_EXERCISE INSTRUCTIONS_
In the material below, the lines containing the word "chevron" are required; copy each of them.

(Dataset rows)
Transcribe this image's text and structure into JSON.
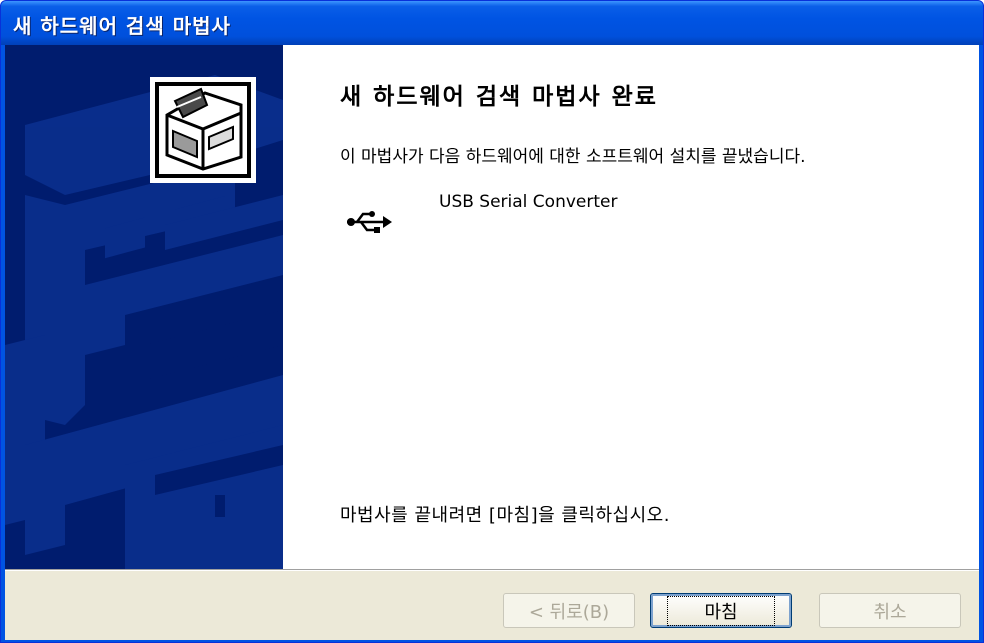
{
  "window": {
    "title": "새 하드웨어 검색 마법사"
  },
  "side_panel": {
    "icon": "hardware-box-icon",
    "colors": {
      "background": "#001c6e",
      "pattern": "#0a2e8c"
    }
  },
  "content": {
    "heading": "새 하드웨어 검색 마법사 완료",
    "description": "이 마법사가 다음 하드웨어에 대한 소프트웨어 설치를 끝냈습니다.",
    "device": {
      "icon": "usb-icon",
      "name": "USB Serial Converter"
    },
    "instruction": "마법사를 끝내려면 [마침]을 클릭하십시오."
  },
  "buttons": {
    "back": "< 뒤로(B)",
    "finish": "마침",
    "cancel": "취소"
  },
  "colors": {
    "titlebar": "#0054e3",
    "footer": "#ece9d8",
    "disabled_text": "#aca899"
  }
}
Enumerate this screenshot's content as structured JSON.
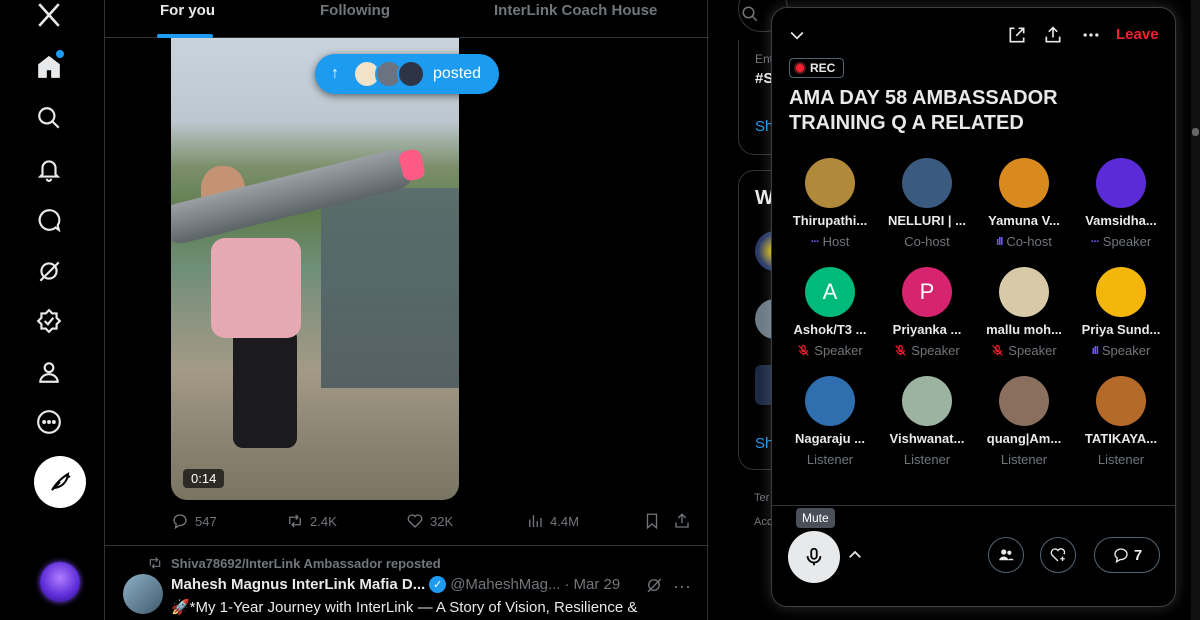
{
  "nav": {
    "items": [
      "x-logo-icon",
      "home-icon",
      "search-icon",
      "bell-icon",
      "messages-icon",
      "grok-icon",
      "verified-icon",
      "profile-icon",
      "more-icon"
    ]
  },
  "timeline": {
    "tabs": [
      {
        "label": "For you",
        "active": true
      },
      {
        "label": "Following",
        "active": false
      },
      {
        "label": "InterLink Coach House",
        "active": false
      }
    ],
    "posted_pill": {
      "label": "posted"
    },
    "video_time": "0:14",
    "actions": {
      "replies": "547",
      "reposts": "2.4K",
      "likes": "32K",
      "views": "4.4M"
    },
    "next_post": {
      "repost_by": "Shiva78692/InterLink Ambassador reposted",
      "author_name": "Mahesh Magnus InterLink Mafia D...",
      "handle": "@MaheshMag...",
      "sep": "·",
      "date": "Mar 29",
      "text": "🚀*My 1-Year Journey with InterLink — A Story of Vision, Resilience &"
    }
  },
  "sidebar": {
    "search_placeholder": "Search",
    "trend_meta": "Ent",
    "trend_tag": "#S",
    "show_more_1": "Sh",
    "who_title": "W",
    "show_more_2": "Sh",
    "footer1": "Ter",
    "footer2": "Acc"
  },
  "space": {
    "leave_label": "Leave",
    "rec_label": "REC",
    "title": "AMA DAY 58 AMBASSADOR TRAINING Q A RELATED",
    "participants": [
      {
        "name": "Thirupathi...",
        "role": "Host",
        "role_icon": "host",
        "avatar": "#b08a3a"
      },
      {
        "name": "NELLURI | ...",
        "role": "Co-host",
        "role_icon": "none",
        "avatar": "#3b5a80"
      },
      {
        "name": "Yamuna V...",
        "role": "Co-host",
        "role_icon": "speaking",
        "avatar": "#d98a1f"
      },
      {
        "name": "Vamsidha...",
        "role": "Speaker",
        "role_icon": "host",
        "avatar": "#5b2bd8"
      },
      {
        "name": "Ashok/T3 ...",
        "role": "Speaker",
        "role_icon": "muted",
        "avatar": "#00ba7c",
        "initial": "A"
      },
      {
        "name": "Priyanka ...",
        "role": "Speaker",
        "role_icon": "muted",
        "avatar": "#d6246e",
        "initial": "P"
      },
      {
        "name": "mallu moh...",
        "role": "Speaker",
        "role_icon": "muted",
        "avatar": "#d8c9a8"
      },
      {
        "name": "Priya Sund...",
        "role": "Speaker",
        "role_icon": "speaking",
        "avatar": "#f2b70a"
      },
      {
        "name": "Nagaraju ...",
        "role": "Listener",
        "role_icon": "none",
        "avatar": "#2f6fb0"
      },
      {
        "name": "Vishwanat...",
        "role": "Listener",
        "role_icon": "none",
        "avatar": "#9bb3a0"
      },
      {
        "name": "quang|Am...",
        "role": "Listener",
        "role_icon": "none",
        "avatar": "#8a6f5e"
      },
      {
        "name": "TATIKAYA...",
        "role": "Listener",
        "role_icon": "none",
        "avatar": "#b56a2a"
      }
    ],
    "mute_tooltip": "Mute",
    "comments_count": "7"
  },
  "colors": {
    "accent": "#1d9bf0",
    "leave": "#f4212e",
    "speaking": "#7856ff",
    "background": "#000000",
    "border": "#2f3336"
  }
}
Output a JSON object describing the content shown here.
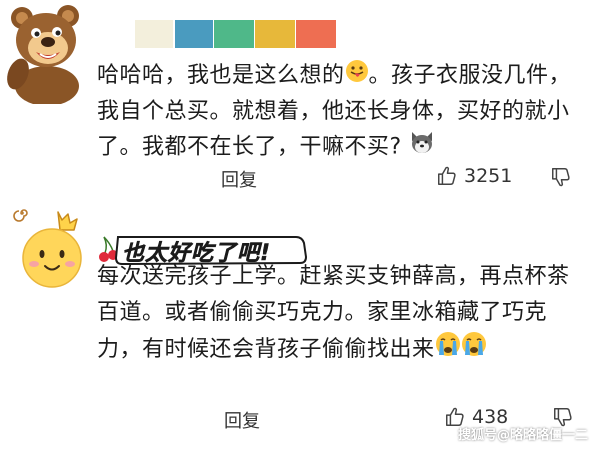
{
  "comments": [
    {
      "body": "哈哈哈，我也是这么想的",
      "body_rest": "。孩子衣服没几件，我自个总买。就想着，他还长身体，买好的就小了。我都不在长了，干嘛不买?",
      "reply_label": "回复",
      "like_count": "3251",
      "emoji_after_body": "tongue-face-icon",
      "emoji_end": "husky-icon",
      "username_colors": [
        "#f3efdc",
        "#4a9bbf",
        "#4fb889",
        "#e7b83a",
        "#ee6e52"
      ]
    },
    {
      "sticker_text": "也太好吃了吧!",
      "body": "每次送完孩子上学。赶紧买支钟薛高，再点杯茶百道。或者偷偷买巧克力。家里冰箱藏了巧克力，有时候还会背孩子偷偷找出来",
      "reply_label": "回复",
      "like_count": "438",
      "emoji_end": "crying-face-icon"
    }
  ],
  "watermark": "搜狐号@略略略僵一二"
}
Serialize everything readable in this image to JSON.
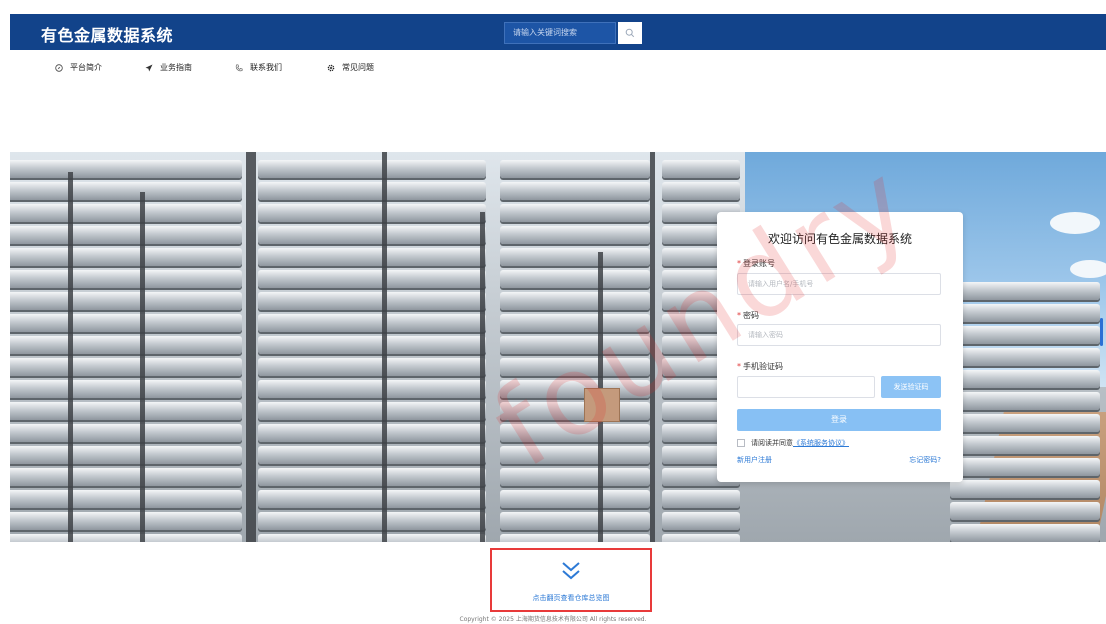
{
  "header": {
    "logo": "有色金属数据系统",
    "search_placeholder": "请输入关键词搜索"
  },
  "nav": {
    "items": [
      {
        "label": "平台简介",
        "icon": "compass-icon"
      },
      {
        "label": "业务指南",
        "icon": "send-icon"
      },
      {
        "label": "联系我们",
        "icon": "phone-icon"
      },
      {
        "label": "常见问题",
        "icon": "gear-icon"
      }
    ]
  },
  "login": {
    "title": "欢迎访问有色金属数据系统",
    "account_label": "登录账号",
    "account_placeholder": "请输入用户名/手机号",
    "password_label": "密码",
    "password_placeholder": "请输入密码",
    "sms_label": "手机验证码",
    "send_code": "发送验证码",
    "login_button": "登录",
    "agree_text": "请阅读并同意",
    "agree_link": "《系统服务协议》",
    "register": "新用户注册",
    "forgot": "忘记密码?"
  },
  "footer": {
    "more_text": "点击翻页查看仓库总览图",
    "copyright": "Copyright © 2025 上海期货信息技术有限公司 All rights reserved."
  },
  "watermark": "foundry",
  "colors": {
    "header_bg": "#12438a",
    "accent": "#2d7ad6",
    "button_light": "#87c0f4",
    "highlight_border": "#e83a3a"
  }
}
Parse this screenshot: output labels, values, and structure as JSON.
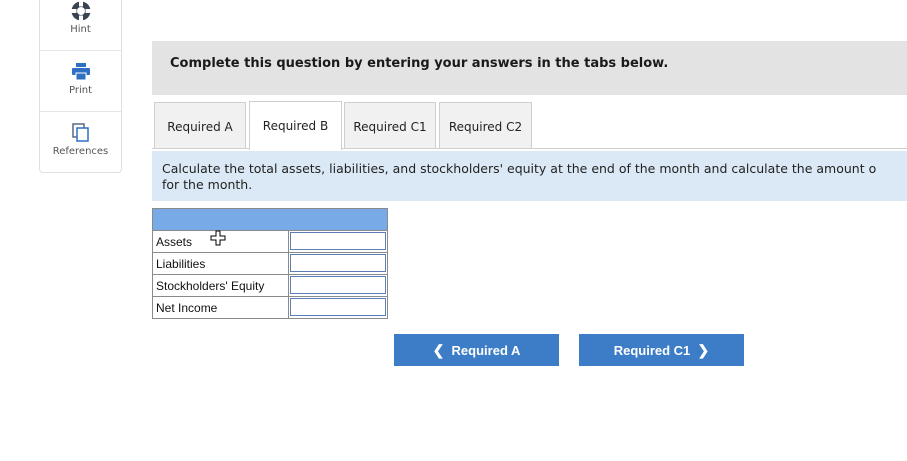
{
  "tools": {
    "hint_label": "Hint",
    "print_label": "Print",
    "references_label": "References"
  },
  "instruction": "Complete this question by entering your answers in the tabs below.",
  "tabs": [
    {
      "label": "Required A",
      "active": false
    },
    {
      "label": "Required B",
      "active": true
    },
    {
      "label": "Required C1",
      "active": false
    },
    {
      "label": "Required C2",
      "active": false
    }
  ],
  "question": {
    "line1": "Calculate the total assets, liabilities, and stockholders' equity at the end of the month and calculate the amount o",
    "line2": "for the month."
  },
  "table": {
    "header": "",
    "rows": [
      {
        "label": "Assets",
        "value": ""
      },
      {
        "label": "Liabilities",
        "value": ""
      },
      {
        "label": "Stockholders' Equity",
        "value": ""
      },
      {
        "label": "Net Income",
        "value": ""
      }
    ]
  },
  "nav": {
    "prev_label": "Required A",
    "next_label": "Required C1",
    "prev_icon": "chevron-left-icon",
    "next_icon": "chevron-right-icon"
  },
  "colors": {
    "button": "#3d7dc7",
    "table_header": "#79aae8",
    "question_bg": "#dbe9f6",
    "instruction_bg": "#e3e3e3"
  }
}
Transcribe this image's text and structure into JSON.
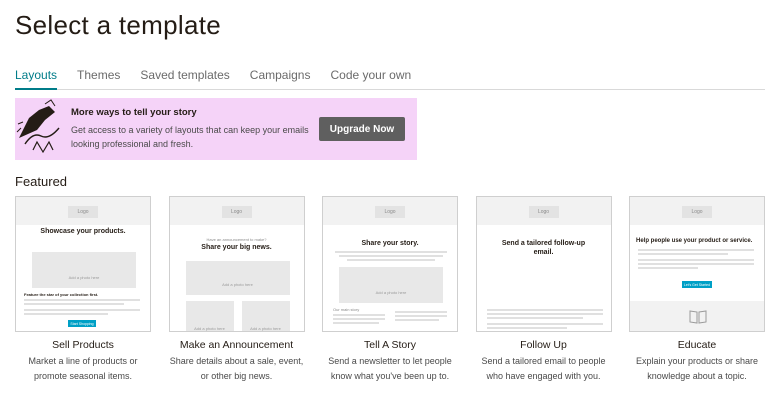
{
  "page": {
    "title": "Select a template"
  },
  "tabs": [
    {
      "label": "Layouts",
      "active": true
    },
    {
      "label": "Themes",
      "active": false
    },
    {
      "label": "Saved templates",
      "active": false
    },
    {
      "label": "Campaigns",
      "active": false
    },
    {
      "label": "Code your own",
      "active": false
    }
  ],
  "promo": {
    "heading": "More ways to tell your story",
    "body": "Get access to a variety of layouts that can keep your emails looking professional and fresh.",
    "button": "Upgrade Now",
    "illustration": "hand-drawn-figure-illustration"
  },
  "featured": {
    "label": "Featured",
    "cards": [
      {
        "title": "Sell Products",
        "description": "Market a line of products or promote seasonal items.",
        "thumb": {
          "logo": "Logo",
          "heading": "Showcase your products.",
          "photo": "Add a photo here",
          "subheading": "Feature the star of your collection first.",
          "button": "Start Shopping"
        }
      },
      {
        "title": "Make an Announcement",
        "description": "Share details about a sale, event, or other big news.",
        "thumb": {
          "logo": "Logo",
          "kicker": "Have an announcement to make?",
          "heading": "Share your big news.",
          "photo": "Add a photo here",
          "photo_small_1": "Add a photo here",
          "photo_small_2": "Add a photo here"
        }
      },
      {
        "title": "Tell A Story",
        "description": "Send a newsletter to let people know what you've been up to.",
        "thumb": {
          "logo": "Logo",
          "heading": "Share your story.",
          "photo": "Add a photo here",
          "col_heading": "Our main story"
        }
      },
      {
        "title": "Follow Up",
        "description": "Send a tailored email to people who have engaged with you.",
        "thumb": {
          "logo": "Logo",
          "heading": "Send a tailored follow-up email."
        }
      },
      {
        "title": "Educate",
        "description": "Explain your products or share knowledge about a topic.",
        "thumb": {
          "logo": "Logo",
          "heading": "Help people use your product or service.",
          "button": "Let's Get Started"
        }
      }
    ]
  },
  "colors": {
    "accent": "#007c89",
    "promo_bg": "#f5d3f8",
    "button_bg": "#5f5f5f",
    "cta": "#00a0c6"
  }
}
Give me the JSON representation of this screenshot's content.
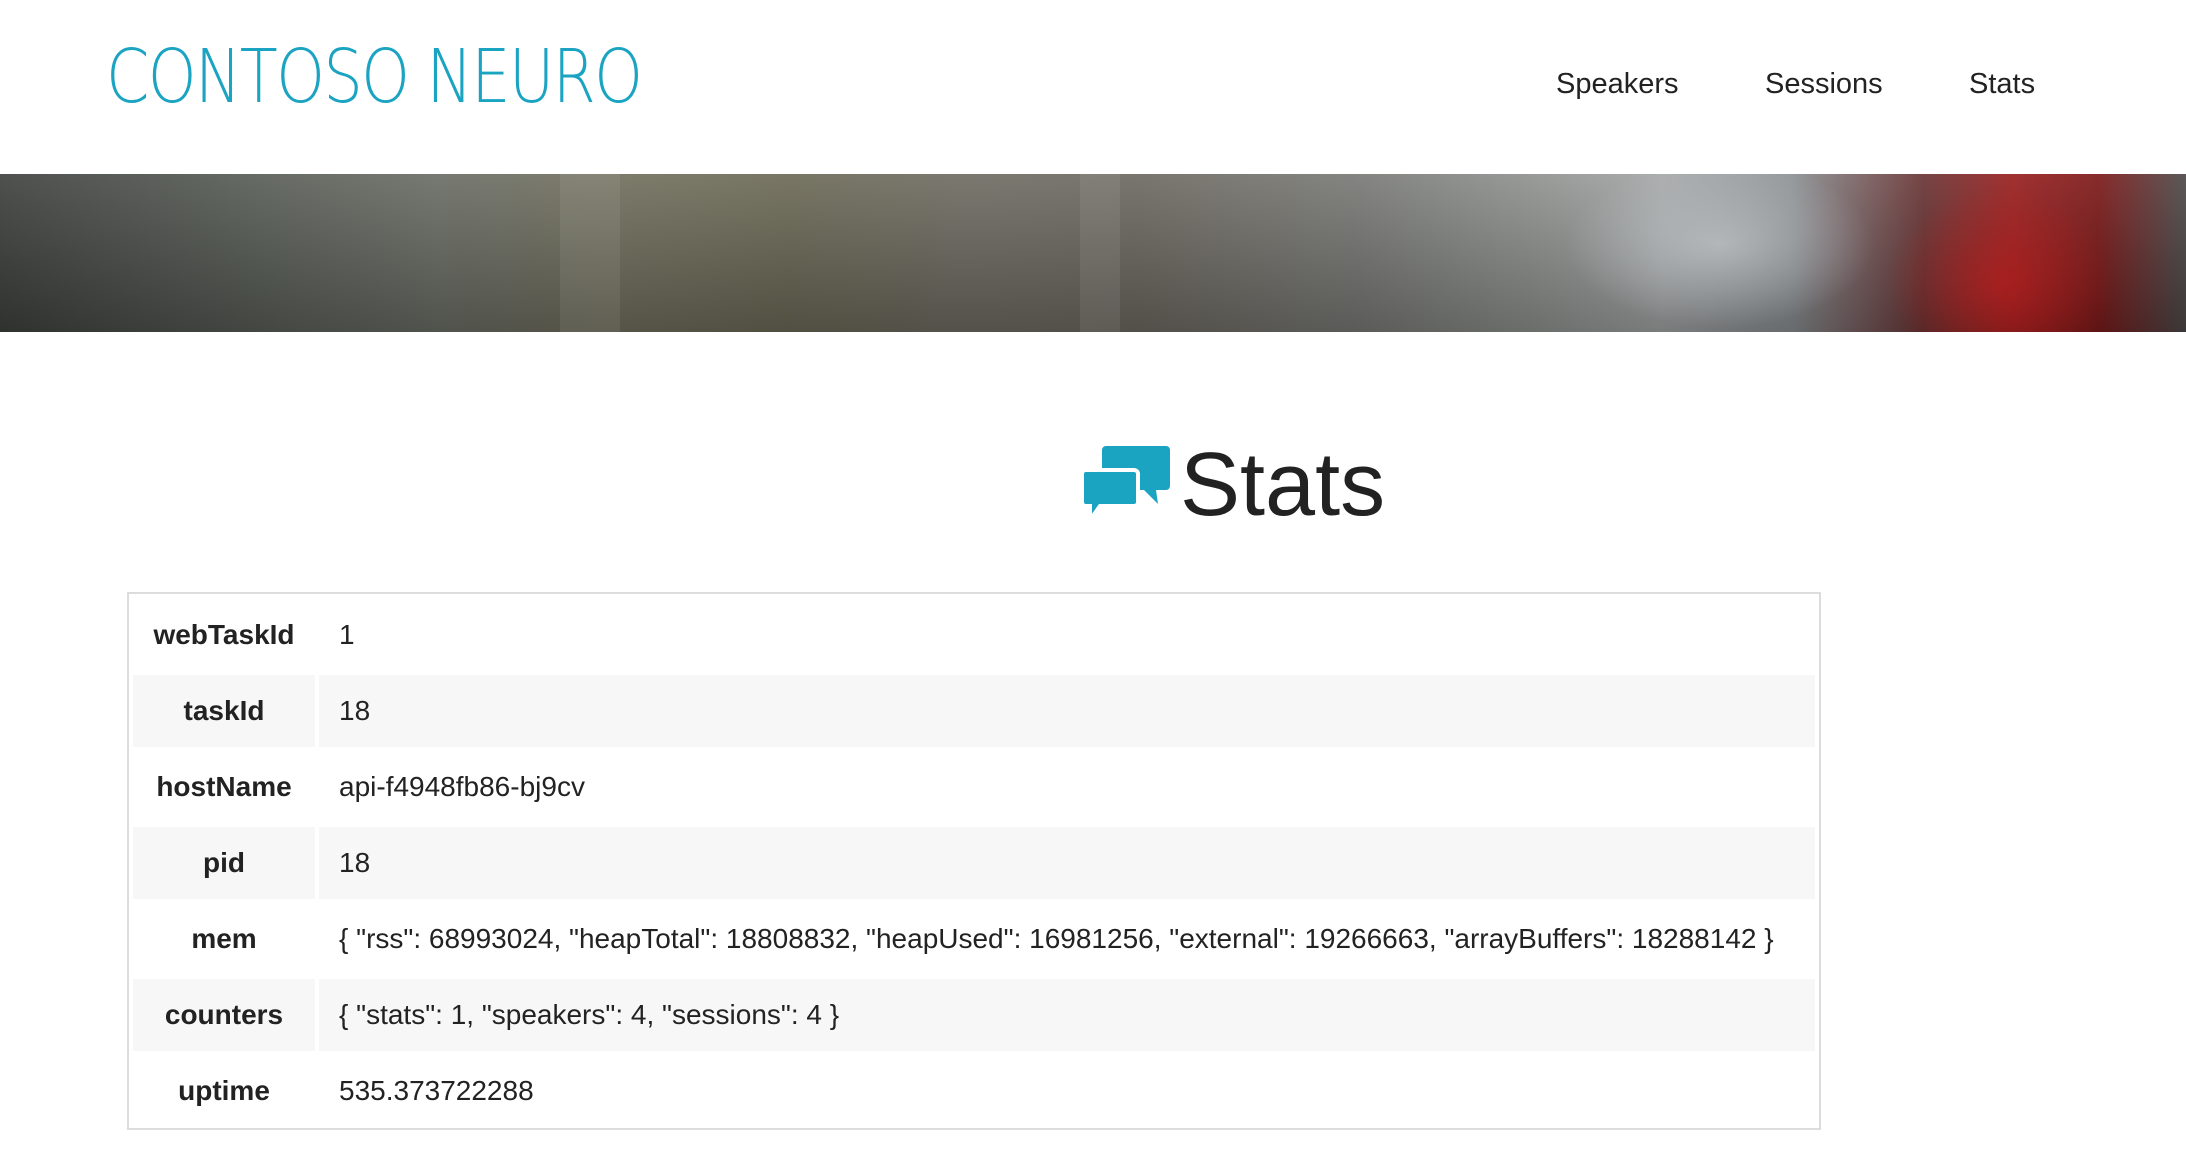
{
  "header": {
    "logo_text": "CONTOSO NEURO",
    "nav": [
      {
        "label": "Speakers"
      },
      {
        "label": "Sessions"
      },
      {
        "label": "Stats"
      }
    ]
  },
  "colors": {
    "brand": "#1ba3c2",
    "text": "#222222",
    "stripe": "#f7f7f7",
    "table_border": "#dcdcdc"
  },
  "main": {
    "title": "Stats",
    "title_icon": "chat-bubbles-icon",
    "stats": [
      {
        "key": "webTaskId",
        "value": "1"
      },
      {
        "key": "taskId",
        "value": "18"
      },
      {
        "key": "hostName",
        "value": "api-f4948fb86-bj9cv"
      },
      {
        "key": "pid",
        "value": "18"
      },
      {
        "key": "mem",
        "value": "{ \"rss\": 68993024, \"heapTotal\": 18808832, \"heapUsed\": 16981256, \"external\": 19266663, \"arrayBuffers\": 18288142 }"
      },
      {
        "key": "counters",
        "value": "{ \"stats\": 1, \"speakers\": 4, \"sessions\": 4 }"
      },
      {
        "key": "uptime",
        "value": "535.373722288"
      }
    ]
  }
}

_COMPLETED EXERCISE_
    "prev_icon": "chevron-left-icon",
    "next_icon": "chevron-right-icon"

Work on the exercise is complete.